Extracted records
____________________

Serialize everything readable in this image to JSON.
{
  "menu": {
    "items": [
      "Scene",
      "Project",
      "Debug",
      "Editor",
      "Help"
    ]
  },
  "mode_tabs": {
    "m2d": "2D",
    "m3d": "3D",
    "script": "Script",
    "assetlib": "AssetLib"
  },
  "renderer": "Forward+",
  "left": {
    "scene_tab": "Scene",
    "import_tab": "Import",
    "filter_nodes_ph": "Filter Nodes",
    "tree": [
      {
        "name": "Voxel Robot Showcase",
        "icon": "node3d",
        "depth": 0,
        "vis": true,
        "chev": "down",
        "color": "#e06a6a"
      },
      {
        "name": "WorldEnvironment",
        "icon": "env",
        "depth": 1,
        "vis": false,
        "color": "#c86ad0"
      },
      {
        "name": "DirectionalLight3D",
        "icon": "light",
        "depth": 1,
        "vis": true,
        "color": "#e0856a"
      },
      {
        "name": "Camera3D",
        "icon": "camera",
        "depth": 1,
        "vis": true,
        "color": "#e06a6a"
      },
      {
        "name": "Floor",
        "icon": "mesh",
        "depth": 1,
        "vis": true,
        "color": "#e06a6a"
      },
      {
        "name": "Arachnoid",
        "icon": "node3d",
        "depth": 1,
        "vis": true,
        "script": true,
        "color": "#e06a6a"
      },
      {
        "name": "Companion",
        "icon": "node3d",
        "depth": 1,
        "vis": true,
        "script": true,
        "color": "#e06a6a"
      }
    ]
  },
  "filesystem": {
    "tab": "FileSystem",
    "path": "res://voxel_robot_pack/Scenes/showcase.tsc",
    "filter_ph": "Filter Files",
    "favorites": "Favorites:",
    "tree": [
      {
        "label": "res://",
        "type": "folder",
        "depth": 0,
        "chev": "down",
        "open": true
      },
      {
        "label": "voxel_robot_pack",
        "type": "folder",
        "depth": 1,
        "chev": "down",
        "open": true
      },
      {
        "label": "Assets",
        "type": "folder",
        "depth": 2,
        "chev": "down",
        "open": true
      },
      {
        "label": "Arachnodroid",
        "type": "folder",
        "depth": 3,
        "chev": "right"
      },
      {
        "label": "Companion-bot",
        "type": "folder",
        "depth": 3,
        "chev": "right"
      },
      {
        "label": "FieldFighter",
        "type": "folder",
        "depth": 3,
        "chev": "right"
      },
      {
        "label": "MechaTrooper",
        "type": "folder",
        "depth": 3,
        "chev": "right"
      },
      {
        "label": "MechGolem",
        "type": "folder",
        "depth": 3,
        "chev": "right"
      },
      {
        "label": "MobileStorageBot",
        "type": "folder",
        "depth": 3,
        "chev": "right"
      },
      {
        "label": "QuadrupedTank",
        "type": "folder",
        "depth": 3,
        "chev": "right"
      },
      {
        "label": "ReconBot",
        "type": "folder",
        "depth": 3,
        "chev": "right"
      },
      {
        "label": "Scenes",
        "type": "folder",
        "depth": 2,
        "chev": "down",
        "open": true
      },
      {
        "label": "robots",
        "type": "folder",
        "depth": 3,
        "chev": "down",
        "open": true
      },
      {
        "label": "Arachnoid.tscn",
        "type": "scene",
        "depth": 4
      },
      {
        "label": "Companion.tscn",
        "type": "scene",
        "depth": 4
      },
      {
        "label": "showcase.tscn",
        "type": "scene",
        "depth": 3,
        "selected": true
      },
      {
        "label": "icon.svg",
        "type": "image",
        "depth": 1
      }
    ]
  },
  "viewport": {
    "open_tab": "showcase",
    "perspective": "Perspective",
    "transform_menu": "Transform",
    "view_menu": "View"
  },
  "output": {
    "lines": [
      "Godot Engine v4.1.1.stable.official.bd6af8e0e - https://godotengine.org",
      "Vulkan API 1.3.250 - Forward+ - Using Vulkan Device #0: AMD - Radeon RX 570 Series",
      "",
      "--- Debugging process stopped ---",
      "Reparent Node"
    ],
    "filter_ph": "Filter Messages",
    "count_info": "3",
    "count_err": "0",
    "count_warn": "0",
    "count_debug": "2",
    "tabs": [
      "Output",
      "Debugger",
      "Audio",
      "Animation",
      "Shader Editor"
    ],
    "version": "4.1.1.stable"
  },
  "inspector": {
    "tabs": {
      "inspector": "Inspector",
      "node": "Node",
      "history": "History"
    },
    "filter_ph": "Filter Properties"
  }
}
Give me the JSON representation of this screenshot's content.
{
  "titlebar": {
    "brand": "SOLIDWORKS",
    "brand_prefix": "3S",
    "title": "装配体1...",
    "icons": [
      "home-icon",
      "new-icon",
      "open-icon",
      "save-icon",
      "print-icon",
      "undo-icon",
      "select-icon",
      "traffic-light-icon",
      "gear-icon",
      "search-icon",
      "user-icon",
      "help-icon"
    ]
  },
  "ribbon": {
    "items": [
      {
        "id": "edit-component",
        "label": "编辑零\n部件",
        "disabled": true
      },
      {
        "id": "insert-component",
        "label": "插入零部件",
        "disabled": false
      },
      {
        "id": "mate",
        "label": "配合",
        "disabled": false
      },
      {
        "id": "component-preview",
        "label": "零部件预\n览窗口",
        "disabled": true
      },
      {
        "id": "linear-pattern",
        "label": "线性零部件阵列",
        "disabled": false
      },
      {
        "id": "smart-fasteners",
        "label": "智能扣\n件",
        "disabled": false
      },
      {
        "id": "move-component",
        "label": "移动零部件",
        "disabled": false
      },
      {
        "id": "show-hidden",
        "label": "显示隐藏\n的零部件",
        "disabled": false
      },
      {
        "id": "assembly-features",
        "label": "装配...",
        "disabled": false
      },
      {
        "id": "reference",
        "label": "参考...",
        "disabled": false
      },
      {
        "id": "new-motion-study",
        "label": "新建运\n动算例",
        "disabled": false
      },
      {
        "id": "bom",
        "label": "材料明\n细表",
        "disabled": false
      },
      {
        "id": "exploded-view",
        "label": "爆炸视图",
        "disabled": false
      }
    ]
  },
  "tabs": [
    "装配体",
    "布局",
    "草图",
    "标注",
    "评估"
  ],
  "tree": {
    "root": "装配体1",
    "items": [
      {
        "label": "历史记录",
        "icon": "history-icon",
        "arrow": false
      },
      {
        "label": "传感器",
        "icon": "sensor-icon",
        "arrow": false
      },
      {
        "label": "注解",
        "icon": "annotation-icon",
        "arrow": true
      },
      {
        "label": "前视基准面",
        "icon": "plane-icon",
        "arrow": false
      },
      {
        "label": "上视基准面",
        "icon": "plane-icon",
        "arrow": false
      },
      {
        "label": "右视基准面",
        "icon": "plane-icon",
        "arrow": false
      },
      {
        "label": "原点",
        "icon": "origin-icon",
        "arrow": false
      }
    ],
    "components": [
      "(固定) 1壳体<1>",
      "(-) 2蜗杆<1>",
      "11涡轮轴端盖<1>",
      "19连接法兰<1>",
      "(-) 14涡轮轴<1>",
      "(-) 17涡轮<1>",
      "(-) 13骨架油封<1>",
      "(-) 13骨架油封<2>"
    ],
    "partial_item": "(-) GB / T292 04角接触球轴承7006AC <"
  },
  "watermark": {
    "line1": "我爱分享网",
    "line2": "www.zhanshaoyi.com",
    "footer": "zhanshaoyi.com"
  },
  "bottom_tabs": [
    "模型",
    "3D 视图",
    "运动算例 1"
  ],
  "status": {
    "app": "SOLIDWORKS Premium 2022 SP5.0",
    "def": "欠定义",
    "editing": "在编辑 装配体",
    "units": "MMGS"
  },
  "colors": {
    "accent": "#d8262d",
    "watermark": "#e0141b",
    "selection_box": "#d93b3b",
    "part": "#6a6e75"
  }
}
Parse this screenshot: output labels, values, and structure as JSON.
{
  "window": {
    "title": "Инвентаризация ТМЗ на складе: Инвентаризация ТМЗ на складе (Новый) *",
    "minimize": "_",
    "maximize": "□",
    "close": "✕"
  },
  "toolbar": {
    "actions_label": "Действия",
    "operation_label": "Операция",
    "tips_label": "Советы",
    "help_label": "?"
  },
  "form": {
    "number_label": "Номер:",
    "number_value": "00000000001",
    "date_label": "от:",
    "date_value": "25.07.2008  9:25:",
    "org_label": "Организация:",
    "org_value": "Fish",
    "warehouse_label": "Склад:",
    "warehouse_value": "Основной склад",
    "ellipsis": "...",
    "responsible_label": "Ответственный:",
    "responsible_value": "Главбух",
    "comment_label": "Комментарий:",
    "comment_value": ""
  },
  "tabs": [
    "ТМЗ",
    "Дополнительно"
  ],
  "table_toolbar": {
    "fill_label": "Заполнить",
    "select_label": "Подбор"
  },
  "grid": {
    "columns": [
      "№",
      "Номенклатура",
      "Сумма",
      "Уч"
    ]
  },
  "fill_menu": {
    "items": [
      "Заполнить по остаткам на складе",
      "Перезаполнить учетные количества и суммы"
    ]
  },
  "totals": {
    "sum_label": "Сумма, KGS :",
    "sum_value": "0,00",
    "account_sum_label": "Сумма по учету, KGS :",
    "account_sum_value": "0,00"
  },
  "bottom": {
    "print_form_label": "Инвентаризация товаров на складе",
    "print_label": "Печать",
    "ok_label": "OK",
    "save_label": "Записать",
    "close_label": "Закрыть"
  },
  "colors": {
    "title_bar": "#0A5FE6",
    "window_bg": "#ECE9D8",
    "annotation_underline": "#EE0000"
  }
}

____________________

» BRIEF
Give the count of lines in the listing above that include "tscn", with no other words.

» FULL SOLUTION
3